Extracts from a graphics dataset
● ● ● ● ●
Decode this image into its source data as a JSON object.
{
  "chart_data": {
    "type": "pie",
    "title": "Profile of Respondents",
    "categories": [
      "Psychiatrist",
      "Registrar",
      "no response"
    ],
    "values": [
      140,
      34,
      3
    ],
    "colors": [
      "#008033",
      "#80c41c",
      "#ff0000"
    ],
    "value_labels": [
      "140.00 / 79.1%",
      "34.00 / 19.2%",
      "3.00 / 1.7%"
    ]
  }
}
● ● ● ● ●
-- YOUR INSTRUCTIONS --
Copy all the records above precisely.

-- EXERCISE RESPONSE --
Decode this image into its source data as a JSON object.
{
  "chart_data": {
    "type": "pie",
    "title": "Profile of Respondents",
    "categories": [
      "Psychiatrist",
      "Registrar",
      "no response"
    ],
    "values": [
      140,
      34,
      3
    ],
    "colors": [
      "#008033",
      "#80c41c",
      "#ff0000"
    ],
    "value_labels": [
      "140.00 / 79.1%",
      "34.00 / 19.2%",
      "3.00 / 1.7%"
    ]
  }
}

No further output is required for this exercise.